## START Dataset content

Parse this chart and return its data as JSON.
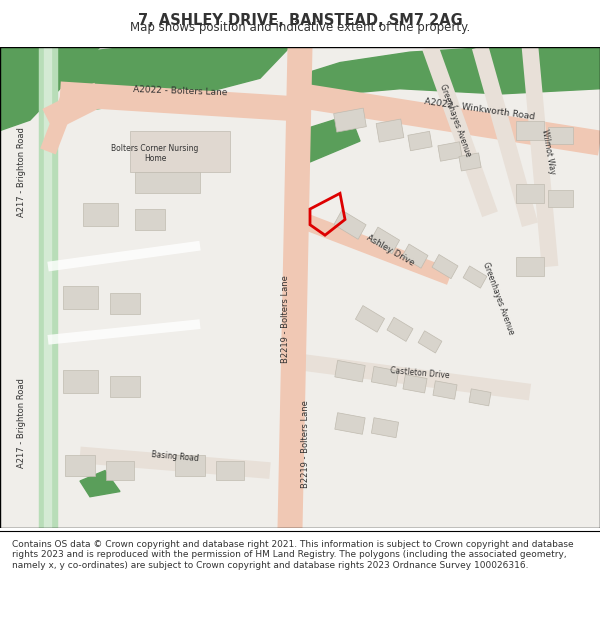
{
  "title": "7, ASHLEY DRIVE, BANSTEAD, SM7 2AG",
  "subtitle": "Map shows position and indicative extent of the property.",
  "footer": "Contains OS data © Crown copyright and database right 2021. This information is subject to Crown copyright and database rights 2023 and is reproduced with the permission of HM Land Registry. The polygons (including the associated geometry, namely x, y co-ordinates) are subject to Crown copyright and database rights 2023 Ordnance Survey 100026316.",
  "bg_color": "#f5f5f0",
  "map_bg": "#f0eeea",
  "road_salmon": "#f0c8b4",
  "road_green": "#b8ddb8",
  "green_area": "#5a9e5a",
  "building_color": "#d8d4cc",
  "building_edge": "#c0bbb0",
  "road_outline": "#e8e0d8",
  "property_red": "#dd0000",
  "text_color": "#333333",
  "label_color": "#555555"
}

## END Dataset content

» **Problem**
Omit the pictures and reproduce the listing exactly.

» **Response**
Parse this chart and return its data as JSON.
{
  "title": "7, ASHLEY DRIVE, BANSTEAD, SM7 2AG",
  "subtitle": "Map shows position and indicative extent of the property.",
  "footer": "Contains OS data © Crown copyright and database right 2021. This information is subject to Crown copyright and database rights 2023 and is reproduced with the permission of HM Land Registry. The polygons (including the associated geometry, namely x, y co-ordinates) are subject to Crown copyright and database rights 2023 Ordnance Survey 100026316.",
  "bg_color": "#f5f5f0",
  "map_bg": "#f0eeea",
  "road_salmon": "#f0c8b4",
  "road_green": "#b8ddb8",
  "green_area": "#5a9e5a",
  "building_color": "#d8d4cc",
  "building_edge": "#c0bbb0",
  "road_outline": "#e8e0d8",
  "property_red": "#dd0000",
  "text_color": "#333333",
  "label_color": "#555555"
}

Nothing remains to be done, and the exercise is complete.